The copy_by_mask function will copy the data from Suisse into your db, according to the geographical mask used as a filter.

import psycopg2
from geoalchemy2 import Geometry
from sqlalchemy.dialects import postgresql
import geopandas as gpd
import pandas as pd
from timeit import default_timer as timer
from geoalchemy2.shape import to_shape

def copy_by_mask(db_from, db_to, schema_to_copy, mask):
    """
    :param db_from: dictionary with the information of db from which the data have to be imported
    :param db_to: dictionary with the information of db from which the data have to be exported
    :param mask: a geopackage that delimits the area of interest
    :return:
    """

    def insert_query(db_to, t, selection_query, nrows):
        connect_to = db_to['engine'].connect()

---*---

Problem set
- 1) In the copy_by_mask code, what does the mask parameter stand for?
- 2) Give every parameter that the copy_by_mask function takes in the code above.

Data
---*---

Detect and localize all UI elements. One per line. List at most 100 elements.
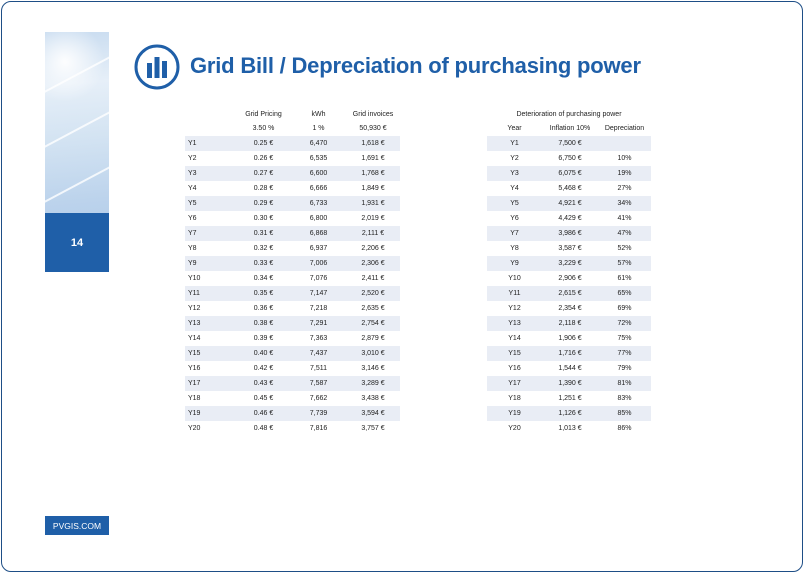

---*---

Final answers
- 1) A geopackage that delimits the area of interest.

- 2) db_from, db_to, schema_to_copy, mask